::: Material
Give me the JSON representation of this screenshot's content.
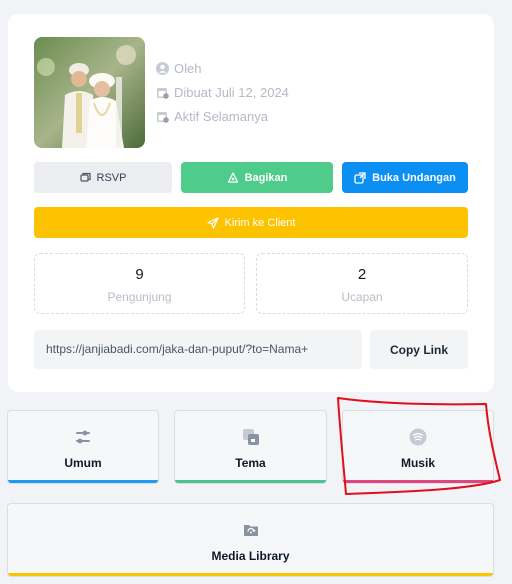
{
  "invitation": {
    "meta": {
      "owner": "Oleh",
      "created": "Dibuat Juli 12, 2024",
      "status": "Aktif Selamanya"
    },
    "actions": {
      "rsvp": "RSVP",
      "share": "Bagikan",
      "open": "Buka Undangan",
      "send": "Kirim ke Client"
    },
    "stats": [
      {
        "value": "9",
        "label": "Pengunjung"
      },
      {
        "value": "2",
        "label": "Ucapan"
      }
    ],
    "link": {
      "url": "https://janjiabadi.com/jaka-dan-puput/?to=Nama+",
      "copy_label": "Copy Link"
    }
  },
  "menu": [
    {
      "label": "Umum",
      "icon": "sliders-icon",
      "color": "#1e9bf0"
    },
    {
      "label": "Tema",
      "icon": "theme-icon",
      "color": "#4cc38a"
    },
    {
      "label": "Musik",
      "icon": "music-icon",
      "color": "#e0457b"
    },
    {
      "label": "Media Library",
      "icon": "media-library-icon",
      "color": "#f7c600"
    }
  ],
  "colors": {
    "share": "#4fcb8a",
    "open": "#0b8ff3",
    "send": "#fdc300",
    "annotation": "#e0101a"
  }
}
::::::
::: Material
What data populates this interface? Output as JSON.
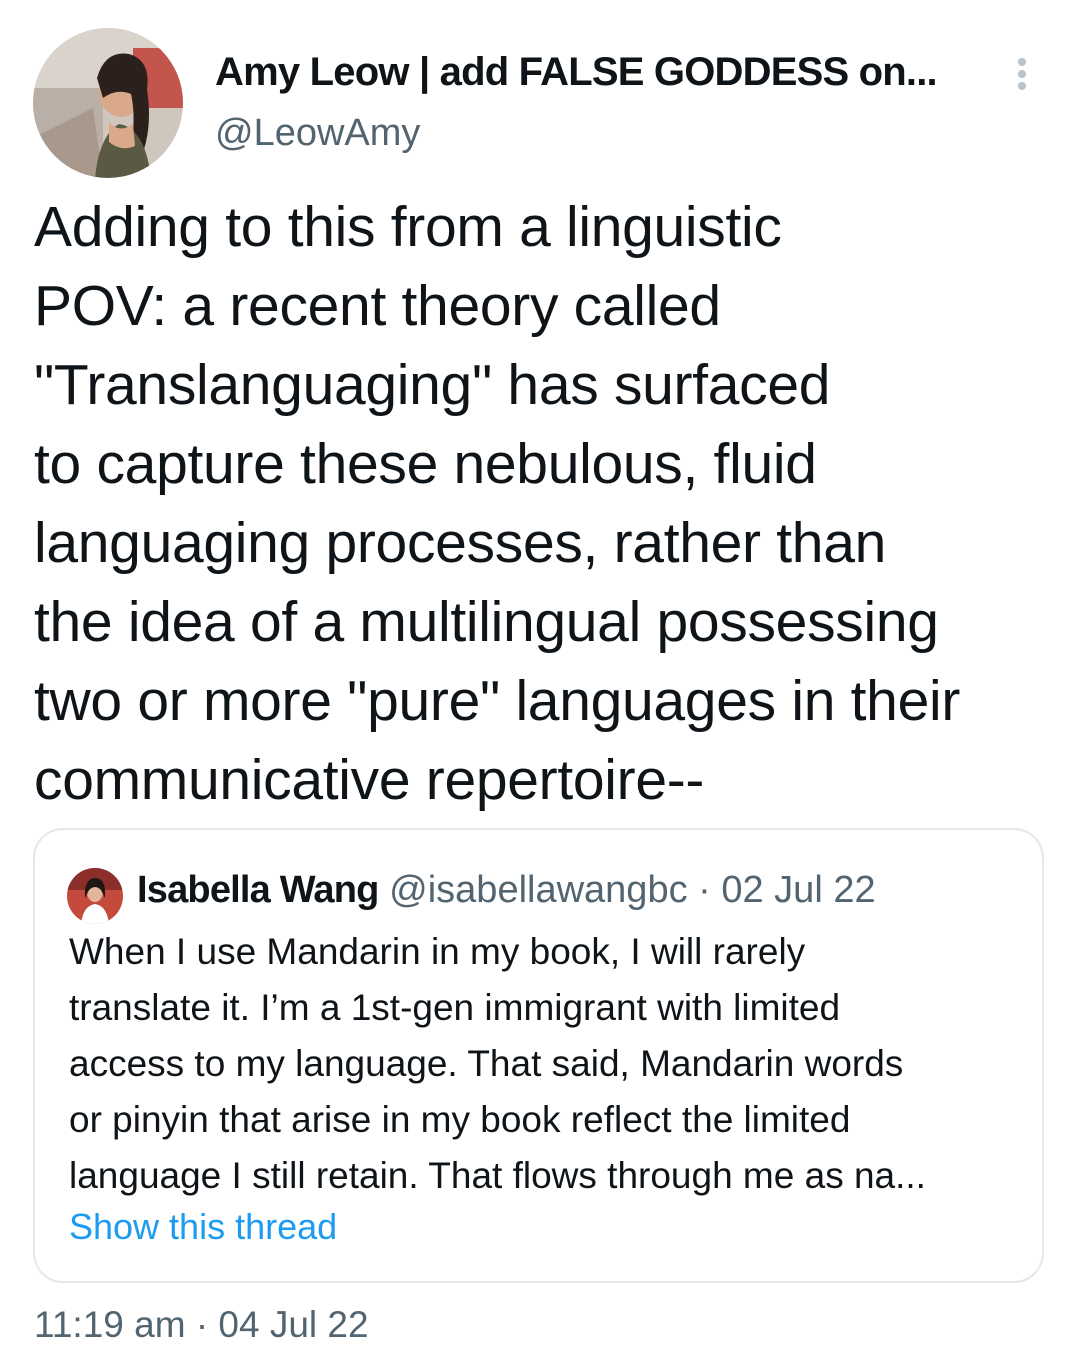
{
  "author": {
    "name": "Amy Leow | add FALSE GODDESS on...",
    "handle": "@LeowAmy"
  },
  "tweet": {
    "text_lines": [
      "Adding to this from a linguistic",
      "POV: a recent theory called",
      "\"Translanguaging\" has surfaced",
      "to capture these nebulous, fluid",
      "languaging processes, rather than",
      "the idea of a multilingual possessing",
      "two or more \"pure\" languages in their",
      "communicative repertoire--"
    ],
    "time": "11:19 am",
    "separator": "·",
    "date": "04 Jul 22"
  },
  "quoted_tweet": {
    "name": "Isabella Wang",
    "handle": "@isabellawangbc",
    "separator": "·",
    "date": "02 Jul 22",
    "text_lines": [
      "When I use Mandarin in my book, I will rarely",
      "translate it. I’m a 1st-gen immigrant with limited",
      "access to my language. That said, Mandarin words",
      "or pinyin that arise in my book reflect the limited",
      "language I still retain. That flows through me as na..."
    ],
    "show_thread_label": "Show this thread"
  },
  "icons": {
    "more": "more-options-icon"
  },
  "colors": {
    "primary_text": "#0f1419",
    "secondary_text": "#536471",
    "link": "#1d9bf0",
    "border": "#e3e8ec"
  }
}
::::::
What needs to be done — Scan the data above and copy every line with "book" in it.

Task result —
      "When I use Mandarin in my book, I will rarely",
      "or pinyin that arise in my book reflect the limited",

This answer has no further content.